Available records start
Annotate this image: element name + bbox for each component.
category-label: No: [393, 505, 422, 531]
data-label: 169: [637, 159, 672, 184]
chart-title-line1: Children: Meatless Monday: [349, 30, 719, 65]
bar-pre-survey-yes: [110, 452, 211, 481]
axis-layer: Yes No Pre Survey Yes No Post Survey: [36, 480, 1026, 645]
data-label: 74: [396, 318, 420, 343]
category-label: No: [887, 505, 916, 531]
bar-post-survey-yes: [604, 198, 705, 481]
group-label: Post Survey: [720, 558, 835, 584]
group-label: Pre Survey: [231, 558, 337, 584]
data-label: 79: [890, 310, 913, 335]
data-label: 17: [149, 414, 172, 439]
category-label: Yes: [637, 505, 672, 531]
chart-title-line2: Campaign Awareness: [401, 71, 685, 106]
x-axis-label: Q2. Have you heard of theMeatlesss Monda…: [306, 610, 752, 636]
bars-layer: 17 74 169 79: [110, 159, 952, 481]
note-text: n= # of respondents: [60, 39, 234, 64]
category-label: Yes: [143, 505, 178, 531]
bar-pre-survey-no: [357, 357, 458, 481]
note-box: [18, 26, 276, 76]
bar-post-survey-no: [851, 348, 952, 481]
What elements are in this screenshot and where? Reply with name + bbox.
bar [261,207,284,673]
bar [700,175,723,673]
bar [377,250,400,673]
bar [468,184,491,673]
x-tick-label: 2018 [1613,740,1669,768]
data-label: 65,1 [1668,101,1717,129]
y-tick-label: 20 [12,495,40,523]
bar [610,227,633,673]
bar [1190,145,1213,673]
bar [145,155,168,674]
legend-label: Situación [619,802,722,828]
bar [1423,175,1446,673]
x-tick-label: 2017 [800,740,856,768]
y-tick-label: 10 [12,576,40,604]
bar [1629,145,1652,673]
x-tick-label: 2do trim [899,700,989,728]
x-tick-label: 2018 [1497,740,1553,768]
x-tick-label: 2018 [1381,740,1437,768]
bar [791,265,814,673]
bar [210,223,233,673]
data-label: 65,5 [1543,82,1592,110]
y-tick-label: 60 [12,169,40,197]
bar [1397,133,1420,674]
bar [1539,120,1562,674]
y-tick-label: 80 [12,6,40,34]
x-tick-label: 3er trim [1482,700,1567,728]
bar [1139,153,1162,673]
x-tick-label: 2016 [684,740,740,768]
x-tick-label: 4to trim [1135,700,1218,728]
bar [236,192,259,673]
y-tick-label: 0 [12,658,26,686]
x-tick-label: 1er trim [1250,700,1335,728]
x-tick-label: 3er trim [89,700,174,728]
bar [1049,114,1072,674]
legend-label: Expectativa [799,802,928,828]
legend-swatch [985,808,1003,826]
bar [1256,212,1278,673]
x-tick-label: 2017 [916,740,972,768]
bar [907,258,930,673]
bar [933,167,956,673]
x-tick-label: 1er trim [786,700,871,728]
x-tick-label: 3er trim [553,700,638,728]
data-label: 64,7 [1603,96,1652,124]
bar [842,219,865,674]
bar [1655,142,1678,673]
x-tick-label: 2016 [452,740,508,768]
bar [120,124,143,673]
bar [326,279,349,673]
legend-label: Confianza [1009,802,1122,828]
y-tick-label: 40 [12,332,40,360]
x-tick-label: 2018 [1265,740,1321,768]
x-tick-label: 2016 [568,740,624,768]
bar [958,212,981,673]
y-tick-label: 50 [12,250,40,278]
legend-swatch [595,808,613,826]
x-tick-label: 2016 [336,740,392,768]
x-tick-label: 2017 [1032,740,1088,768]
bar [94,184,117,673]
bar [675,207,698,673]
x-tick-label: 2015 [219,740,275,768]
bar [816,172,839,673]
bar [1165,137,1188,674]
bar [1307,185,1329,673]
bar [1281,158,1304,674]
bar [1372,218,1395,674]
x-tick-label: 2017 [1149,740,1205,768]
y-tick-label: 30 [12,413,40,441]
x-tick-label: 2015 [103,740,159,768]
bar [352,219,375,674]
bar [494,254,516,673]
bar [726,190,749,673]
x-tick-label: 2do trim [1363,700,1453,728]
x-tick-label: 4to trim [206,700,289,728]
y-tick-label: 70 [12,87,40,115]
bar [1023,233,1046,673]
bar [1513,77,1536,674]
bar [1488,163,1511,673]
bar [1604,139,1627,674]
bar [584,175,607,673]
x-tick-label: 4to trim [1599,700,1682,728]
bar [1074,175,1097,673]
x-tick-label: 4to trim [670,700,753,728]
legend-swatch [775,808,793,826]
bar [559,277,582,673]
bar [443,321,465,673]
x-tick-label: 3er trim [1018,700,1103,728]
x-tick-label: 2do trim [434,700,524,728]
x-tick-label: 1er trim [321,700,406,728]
Available records end
**Do this**
Please reproduce the entries verbatim, starting with the first line of the entries and going on through the line with "chart-title-line2: Campaign Awareness: [401, 71, 685, 106]", that line included.

**Response to this exercise**
Annotate this image: element name + bbox for each component.
category-label: No: [393, 505, 422, 531]
data-label: 169: [637, 159, 672, 184]
chart-title-line1: Children: Meatless Monday: [349, 30, 719, 65]
bar-pre-survey-yes: [110, 452, 211, 481]
axis-layer: Yes No Pre Survey Yes No Post Survey: [36, 480, 1026, 645]
data-label: 74: [396, 318, 420, 343]
category-label: No: [887, 505, 916, 531]
bar-post-survey-yes: [604, 198, 705, 481]
group-label: Post Survey: [720, 558, 835, 584]
group-label: Pre Survey: [231, 558, 337, 584]
data-label: 79: [890, 310, 913, 335]
data-label: 17: [149, 414, 172, 439]
category-label: Yes: [637, 505, 672, 531]
chart-title-line2: Campaign Awareness: [401, 71, 685, 106]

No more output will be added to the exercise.